►
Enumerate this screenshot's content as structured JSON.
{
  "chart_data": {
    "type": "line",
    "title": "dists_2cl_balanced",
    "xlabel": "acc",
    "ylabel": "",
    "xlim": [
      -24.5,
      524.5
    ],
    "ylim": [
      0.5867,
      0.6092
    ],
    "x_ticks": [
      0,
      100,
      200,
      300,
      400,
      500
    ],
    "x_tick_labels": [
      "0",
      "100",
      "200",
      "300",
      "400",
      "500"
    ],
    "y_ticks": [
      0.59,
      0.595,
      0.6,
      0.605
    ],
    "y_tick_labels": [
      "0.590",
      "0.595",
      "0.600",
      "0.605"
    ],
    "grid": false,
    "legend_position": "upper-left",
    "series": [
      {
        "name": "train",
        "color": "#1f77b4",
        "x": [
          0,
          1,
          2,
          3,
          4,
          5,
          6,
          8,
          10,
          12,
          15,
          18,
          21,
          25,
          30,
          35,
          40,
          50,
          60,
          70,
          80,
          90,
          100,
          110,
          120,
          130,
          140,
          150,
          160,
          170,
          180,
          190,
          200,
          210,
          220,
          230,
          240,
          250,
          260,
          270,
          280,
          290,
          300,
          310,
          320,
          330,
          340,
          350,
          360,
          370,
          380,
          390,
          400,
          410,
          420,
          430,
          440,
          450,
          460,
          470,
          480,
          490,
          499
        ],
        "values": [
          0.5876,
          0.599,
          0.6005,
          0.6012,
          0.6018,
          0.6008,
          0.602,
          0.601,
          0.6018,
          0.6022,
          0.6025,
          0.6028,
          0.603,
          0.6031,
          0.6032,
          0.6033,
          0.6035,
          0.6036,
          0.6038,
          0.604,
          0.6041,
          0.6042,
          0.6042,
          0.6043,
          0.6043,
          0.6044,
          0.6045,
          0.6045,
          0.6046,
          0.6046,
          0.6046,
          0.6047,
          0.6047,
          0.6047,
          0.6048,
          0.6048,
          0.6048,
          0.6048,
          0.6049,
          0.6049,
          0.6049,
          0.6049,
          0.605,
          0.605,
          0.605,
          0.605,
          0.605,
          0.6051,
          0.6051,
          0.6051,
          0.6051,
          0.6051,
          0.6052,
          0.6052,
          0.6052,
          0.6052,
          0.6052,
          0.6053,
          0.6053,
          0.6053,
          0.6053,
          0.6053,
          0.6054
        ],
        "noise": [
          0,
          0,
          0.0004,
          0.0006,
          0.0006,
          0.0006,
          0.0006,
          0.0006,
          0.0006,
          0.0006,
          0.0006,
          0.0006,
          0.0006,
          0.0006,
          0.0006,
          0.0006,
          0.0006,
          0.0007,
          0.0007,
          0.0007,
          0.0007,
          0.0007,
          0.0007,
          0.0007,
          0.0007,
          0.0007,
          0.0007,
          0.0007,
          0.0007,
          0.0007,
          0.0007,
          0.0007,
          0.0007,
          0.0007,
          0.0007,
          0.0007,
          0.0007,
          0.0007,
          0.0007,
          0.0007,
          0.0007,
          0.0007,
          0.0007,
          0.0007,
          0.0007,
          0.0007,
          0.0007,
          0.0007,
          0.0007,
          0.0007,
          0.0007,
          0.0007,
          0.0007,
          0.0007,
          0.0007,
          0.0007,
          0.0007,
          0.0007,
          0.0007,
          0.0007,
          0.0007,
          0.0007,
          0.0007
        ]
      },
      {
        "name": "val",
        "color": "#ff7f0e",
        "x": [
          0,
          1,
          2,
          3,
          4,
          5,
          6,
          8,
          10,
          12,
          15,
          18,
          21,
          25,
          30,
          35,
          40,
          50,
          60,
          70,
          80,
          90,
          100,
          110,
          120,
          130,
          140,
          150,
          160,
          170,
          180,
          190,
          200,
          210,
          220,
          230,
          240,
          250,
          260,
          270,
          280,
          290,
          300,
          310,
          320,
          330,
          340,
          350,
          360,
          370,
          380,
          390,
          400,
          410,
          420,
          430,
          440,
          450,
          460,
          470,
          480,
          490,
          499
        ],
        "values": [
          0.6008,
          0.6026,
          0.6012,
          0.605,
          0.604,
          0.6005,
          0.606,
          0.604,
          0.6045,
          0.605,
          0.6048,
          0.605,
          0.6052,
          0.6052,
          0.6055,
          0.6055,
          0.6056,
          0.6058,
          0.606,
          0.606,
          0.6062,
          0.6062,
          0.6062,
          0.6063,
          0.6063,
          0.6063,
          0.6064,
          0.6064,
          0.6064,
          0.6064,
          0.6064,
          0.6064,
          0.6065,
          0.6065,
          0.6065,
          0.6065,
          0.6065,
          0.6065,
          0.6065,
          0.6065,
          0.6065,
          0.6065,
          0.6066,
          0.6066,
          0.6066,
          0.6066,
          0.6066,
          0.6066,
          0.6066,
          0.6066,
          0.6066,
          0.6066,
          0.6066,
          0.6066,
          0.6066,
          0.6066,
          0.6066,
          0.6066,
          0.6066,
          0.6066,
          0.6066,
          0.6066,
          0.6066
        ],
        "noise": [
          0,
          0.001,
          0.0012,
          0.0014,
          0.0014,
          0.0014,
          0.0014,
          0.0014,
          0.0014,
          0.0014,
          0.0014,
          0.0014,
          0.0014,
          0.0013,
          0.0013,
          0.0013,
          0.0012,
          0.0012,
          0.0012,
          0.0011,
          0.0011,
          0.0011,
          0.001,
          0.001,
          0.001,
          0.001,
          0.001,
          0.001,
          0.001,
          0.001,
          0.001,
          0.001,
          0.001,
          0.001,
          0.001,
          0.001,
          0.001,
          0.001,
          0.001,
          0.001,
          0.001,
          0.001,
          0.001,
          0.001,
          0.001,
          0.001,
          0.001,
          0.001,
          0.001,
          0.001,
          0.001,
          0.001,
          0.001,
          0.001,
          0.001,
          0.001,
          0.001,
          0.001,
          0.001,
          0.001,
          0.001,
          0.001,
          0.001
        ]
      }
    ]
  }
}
◄
- Work to complete: Repeat each entry word for word.

- Answer to this problem:
Enumerate this screenshot's content as structured JSON.
{
  "chart_data": {
    "type": "line",
    "title": "dists_2cl_balanced",
    "xlabel": "acc",
    "ylabel": "",
    "xlim": [
      -24.5,
      524.5
    ],
    "ylim": [
      0.5867,
      0.6092
    ],
    "x_ticks": [
      0,
      100,
      200,
      300,
      400,
      500
    ],
    "x_tick_labels": [
      "0",
      "100",
      "200",
      "300",
      "400",
      "500"
    ],
    "y_ticks": [
      0.59,
      0.595,
      0.6,
      0.605
    ],
    "y_tick_labels": [
      "0.590",
      "0.595",
      "0.600",
      "0.605"
    ],
    "grid": false,
    "legend_position": "upper-left",
    "series": [
      {
        "name": "train",
        "color": "#1f77b4",
        "x": [
          0,
          1,
          2,
          3,
          4,
          5,
          6,
          8,
          10,
          12,
          15,
          18,
          21,
          25,
          30,
          35,
          40,
          50,
          60,
          70,
          80,
          90,
          100,
          110,
          120,
          130,
          140,
          150,
          160,
          170,
          180,
          190,
          200,
          210,
          220,
          230,
          240,
          250,
          260,
          270,
          280,
          290,
          300,
          310,
          320,
          330,
          340,
          350,
          360,
          370,
          380,
          390,
          400,
          410,
          420,
          430,
          440,
          450,
          460,
          470,
          480,
          490,
          499
        ],
        "values": [
          0.5876,
          0.599,
          0.6005,
          0.6012,
          0.6018,
          0.6008,
          0.602,
          0.601,
          0.6018,
          0.6022,
          0.6025,
          0.6028,
          0.603,
          0.6031,
          0.6032,
          0.6033,
          0.6035,
          0.6036,
          0.6038,
          0.604,
          0.6041,
          0.6042,
          0.6042,
          0.6043,
          0.6043,
          0.6044,
          0.6045,
          0.6045,
          0.6046,
          0.6046,
          0.6046,
          0.6047,
          0.6047,
          0.6047,
          0.6048,
          0.6048,
          0.6048,
          0.6048,
          0.6049,
          0.6049,
          0.6049,
          0.6049,
          0.605,
          0.605,
          0.605,
          0.605,
          0.605,
          0.6051,
          0.6051,
          0.6051,
          0.6051,
          0.6051,
          0.6052,
          0.6052,
          0.6052,
          0.6052,
          0.6052,
          0.6053,
          0.6053,
          0.6053,
          0.6053,
          0.6053,
          0.6054
        ],
        "noise": [
          0,
          0,
          0.0004,
          0.0006,
          0.0006,
          0.0006,
          0.0006,
          0.0006,
          0.0006,
          0.0006,
          0.0006,
          0.0006,
          0.0006,
          0.0006,
          0.0006,
          0.0006,
          0.0006,
          0.0007,
          0.0007,
          0.0007,
          0.0007,
          0.0007,
          0.0007,
          0.0007,
          0.0007,
          0.0007,
          0.0007,
          0.0007,
          0.0007,
          0.0007,
          0.0007,
          0.0007,
          0.0007,
          0.0007,
          0.0007,
          0.0007,
          0.0007,
          0.0007,
          0.0007,
          0.0007,
          0.0007,
          0.0007,
          0.0007,
          0.0007,
          0.0007,
          0.0007,
          0.0007,
          0.0007,
          0.0007,
          0.0007,
          0.0007,
          0.0007,
          0.0007,
          0.0007,
          0.0007,
          0.0007,
          0.0007,
          0.0007,
          0.0007,
          0.0007,
          0.0007,
          0.0007,
          0.0007
        ]
      },
      {
        "name": "val",
        "color": "#ff7f0e",
        "x": [
          0,
          1,
          2,
          3,
          4,
          5,
          6,
          8,
          10,
          12,
          15,
          18,
          21,
          25,
          30,
          35,
          40,
          50,
          60,
          70,
          80,
          90,
          100,
          110,
          120,
          130,
          140,
          150,
          160,
          170,
          180,
          190,
          200,
          210,
          220,
          230,
          240,
          250,
          260,
          270,
          280,
          290,
          300,
          310,
          320,
          330,
          340,
          350,
          360,
          370,
          380,
          390,
          400,
          410,
          420,
          430,
          440,
          450,
          460,
          470,
          480,
          490,
          499
        ],
        "values": [
          0.6008,
          0.6026,
          0.6012,
          0.605,
          0.604,
          0.6005,
          0.606,
          0.604,
          0.6045,
          0.605,
          0.6048,
          0.605,
          0.6052,
          0.6052,
          0.6055,
          0.6055,
          0.6056,
          0.6058,
          0.606,
          0.606,
          0.6062,
          0.6062,
          0.6062,
          0.6063,
          0.6063,
          0.6063,
          0.6064,
          0.6064,
          0.6064,
          0.6064,
          0.6064,
          0.6064,
          0.6065,
          0.6065,
          0.6065,
          0.6065,
          0.6065,
          0.6065,
          0.6065,
          0.6065,
          0.6065,
          0.6065,
          0.6066,
          0.6066,
          0.6066,
          0.6066,
          0.6066,
          0.6066,
          0.6066,
          0.6066,
          0.6066,
          0.6066,
          0.6066,
          0.6066,
          0.6066,
          0.6066,
          0.6066,
          0.6066,
          0.6066,
          0.6066,
          0.6066,
          0.6066,
          0.6066
        ],
        "noise": [
          0,
          0.001,
          0.0012,
          0.0014,
          0.0014,
          0.0014,
          0.0014,
          0.0014,
          0.0014,
          0.0014,
          0.0014,
          0.0014,
          0.0014,
          0.0013,
          0.0013,
          0.0013,
          0.0012,
          0.0012,
          0.0012,
          0.0011,
          0.0011,
          0.0011,
          0.001,
          0.001,
          0.001,
          0.001,
          0.001,
          0.001,
          0.001,
          0.001,
          0.001,
          0.001,
          0.001,
          0.001,
          0.001,
          0.001,
          0.001,
          0.001,
          0.001,
          0.001,
          0.001,
          0.001,
          0.001,
          0.001,
          0.001,
          0.001,
          0.001,
          0.001,
          0.001,
          0.001,
          0.001,
          0.001,
          0.001,
          0.001,
          0.001,
          0.001,
          0.001,
          0.001,
          0.001,
          0.001,
          0.001,
          0.001,
          0.001
        ]
      }
    ]
  }
}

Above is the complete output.